Exercise goal :: Can you duplicate, without any change, the lines from the one containing "y-tick-label: 64.000 <box>1518" to the one containing "candle-body <box>713 353 724 361</box>"?
— start of Recorded data —
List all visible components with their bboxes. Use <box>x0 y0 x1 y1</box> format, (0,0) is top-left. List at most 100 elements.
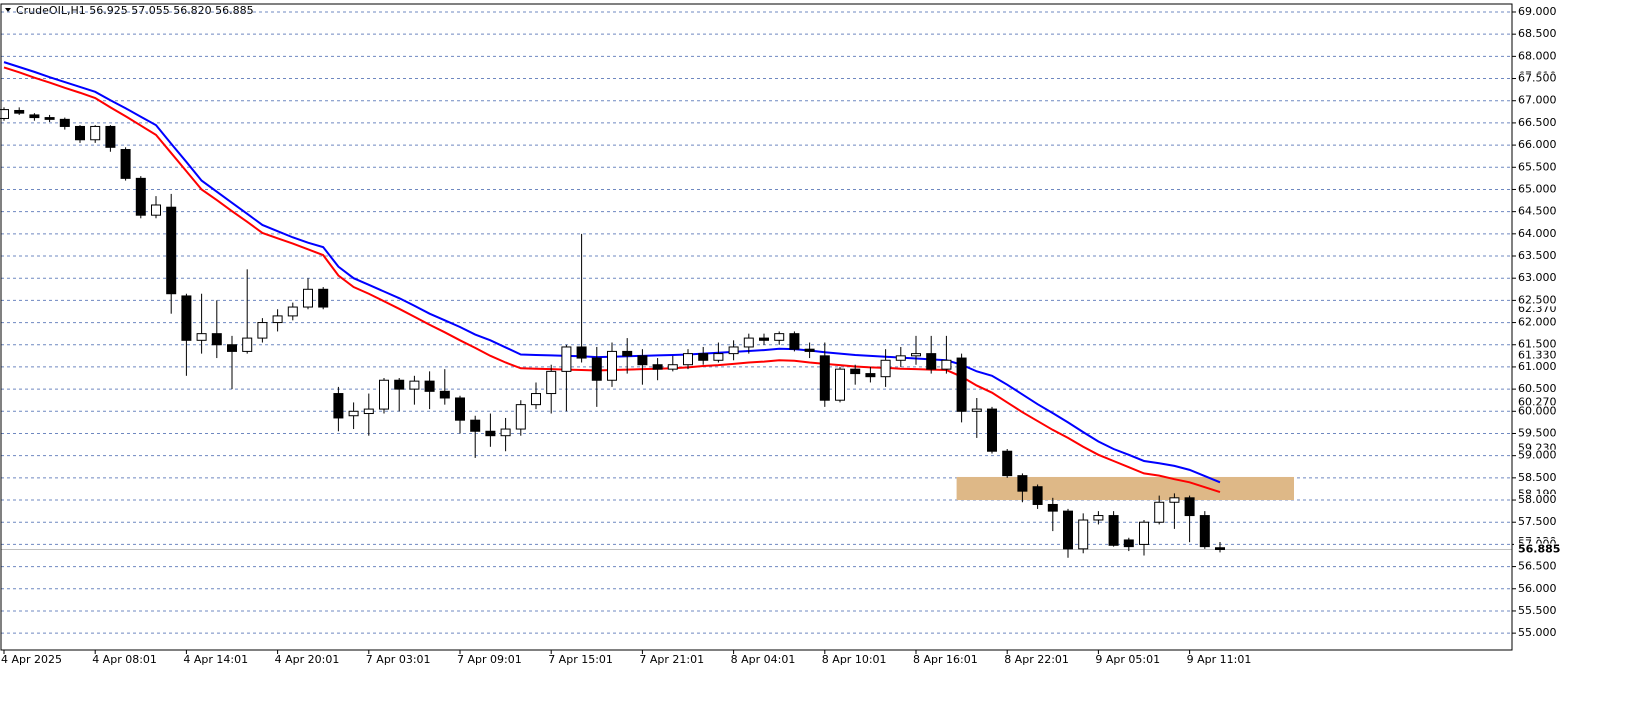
y-tick-label: 64.000 <box>1518 227 1557 240</box>
y-tick-label: 55.000 <box>1518 626 1557 639</box>
level-label: 61.330 <box>1518 348 1557 361</box>
x-tick-label: 7 Apr 21:01 <box>639 653 704 666</box>
x-tick-label: 7 Apr 03:01 <box>366 653 431 666</box>
x-tick-label: 9 Apr 11:01 <box>1187 653 1252 666</box>
candle-body <box>637 355 648 366</box>
candle-body <box>789 333 800 350</box>
y-label-bg <box>1516 338 1562 351</box>
candle-body <box>941 359 952 370</box>
x-tick-label: 8 Apr 22:01 <box>1004 653 1069 666</box>
candle-body <box>166 206 177 295</box>
candle-body <box>151 204 161 216</box>
candle-body <box>713 353 724 361</box>
y-tick-label: 65.500 <box>1518 160 1557 173</box>
candle-body <box>257 322 268 339</box>
y-label-bg <box>1516 5 1562 18</box>
y-tick-label: 58.000 <box>1518 493 1557 506</box>
candle-body <box>500 428 511 437</box>
y-tick-label: 63.000 <box>1518 271 1557 284</box>
candle-body <box>394 379 405 390</box>
candle-body <box>1215 547 1225 551</box>
y-tick-label: 69.000 <box>1518 5 1557 18</box>
x-tick-label: 8 Apr 10:01 <box>822 653 887 666</box>
y-tick-label: 61.500 <box>1518 338 1557 351</box>
plot-frame <box>0 3 1513 651</box>
candle-body <box>120 149 131 179</box>
y-tick-label: 61.000 <box>1518 360 1557 373</box>
y-label-bg <box>1516 560 1562 573</box>
y-tick-label: 57.500 <box>1518 515 1557 528</box>
y-tick-label: 58.500 <box>1518 471 1557 484</box>
y-label-bg <box>1516 516 1562 529</box>
candle-body <box>622 350 633 357</box>
y-tick-label: 68.500 <box>1518 27 1557 40</box>
y-tick-label: 68.000 <box>1518 49 1557 62</box>
y-tick-label: 66.500 <box>1518 116 1557 129</box>
candle-body <box>546 370 557 395</box>
candle-body <box>531 393 541 406</box>
y-tick-label: 65.000 <box>1518 182 1557 195</box>
candle-body <box>971 408 982 412</box>
last-price-bg <box>1514 543 1560 556</box>
candle-body <box>515 404 526 430</box>
candle-body <box>44 117 55 120</box>
candle-body <box>287 306 298 317</box>
candle-body <box>819 355 830 401</box>
candle-body <box>728 346 739 355</box>
candle-body <box>272 315 283 324</box>
candle-body <box>835 368 845 401</box>
candle-body <box>303 288 313 308</box>
y-tick-label: 56.500 <box>1518 560 1557 573</box>
candle-body <box>1184 497 1195 517</box>
candle-body <box>1139 521 1149 545</box>
x-tick-label: 4 Apr 20:01 <box>275 653 340 666</box>
y-tick-label: 59.000 <box>1518 449 1557 462</box>
candle-body <box>75 125 85 141</box>
menu-arrow[interactable] <box>5 8 11 12</box>
candle-body <box>1169 497 1180 503</box>
price-zone <box>956 476 1294 501</box>
candle-body <box>683 353 693 366</box>
x-tick-label: 4 Apr 08:01 <box>92 653 157 666</box>
candle-body <box>804 348 815 352</box>
x-tick-label: 8 Apr 04:01 <box>731 653 796 666</box>
candle-body <box>1108 515 1119 546</box>
y-label-bg <box>1516 183 1562 196</box>
y-tick-label: 62.000 <box>1518 316 1557 329</box>
x-tick-label: 7 Apr 09:01 <box>457 653 522 666</box>
y-label-bg <box>1516 28 1562 41</box>
y-label-bg <box>1516 227 1562 240</box>
y-label-bg <box>1516 205 1562 218</box>
chart-title: CrudeOIL,H1 56.925 57.055 56.820 56.885 <box>16 4 254 17</box>
candle-body <box>1002 450 1013 477</box>
candle-body <box>652 364 663 370</box>
candle-body <box>911 353 921 357</box>
y-label-bg <box>1516 471 1562 484</box>
candle-body <box>485 430 496 437</box>
y-tick-label: 60.000 <box>1518 404 1557 417</box>
candle-body <box>59 118 70 127</box>
candle-body <box>1199 515 1210 548</box>
level-label: 60.270 <box>1518 395 1557 408</box>
y-label-bg <box>1516 494 1562 507</box>
y-label-bg <box>1516 272 1562 285</box>
y-label-bg <box>1516 116 1562 129</box>
y-tick-label: 55.500 <box>1518 604 1557 617</box>
y-label-bg <box>1516 405 1562 418</box>
y-tick-label: 62.500 <box>1518 293 1557 306</box>
candle-body <box>135 177 146 216</box>
candle-body <box>850 368 861 375</box>
y-label-bg <box>1516 72 1562 85</box>
y-tick-label: 67.000 <box>1518 94 1557 107</box>
y-tick-label: 66.000 <box>1518 138 1557 151</box>
candle-body <box>1154 501 1165 523</box>
candle-body <box>561 346 572 372</box>
candle-body <box>865 373 876 378</box>
candle-body <box>333 393 344 419</box>
candle-body <box>242 337 253 352</box>
candle-body <box>607 350 617 381</box>
candle-body <box>926 353 937 370</box>
y-tick-label: 60.500 <box>1518 382 1557 395</box>
y-tick-label: 64.500 <box>1518 205 1557 218</box>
— end of Recorded data —
Result below ::
y-tick-label: 64.000 <box>1518 227 1557 240</box>
y-tick-label: 55.000 <box>1518 626 1557 639</box>
level-label: 61.330 <box>1518 348 1557 361</box>
x-tick-label: 7 Apr 21:01 <box>639 653 704 666</box>
x-tick-label: 7 Apr 03:01 <box>366 653 431 666</box>
x-tick-label: 9 Apr 11:01 <box>1187 653 1252 666</box>
candle-body <box>637 355 648 366</box>
candle-body <box>789 333 800 350</box>
y-label-bg <box>1516 338 1562 351</box>
candle-body <box>941 359 952 370</box>
x-tick-label: 8 Apr 22:01 <box>1004 653 1069 666</box>
candle-body <box>166 206 177 295</box>
candle-body <box>151 204 161 216</box>
candle-body <box>713 353 724 361</box>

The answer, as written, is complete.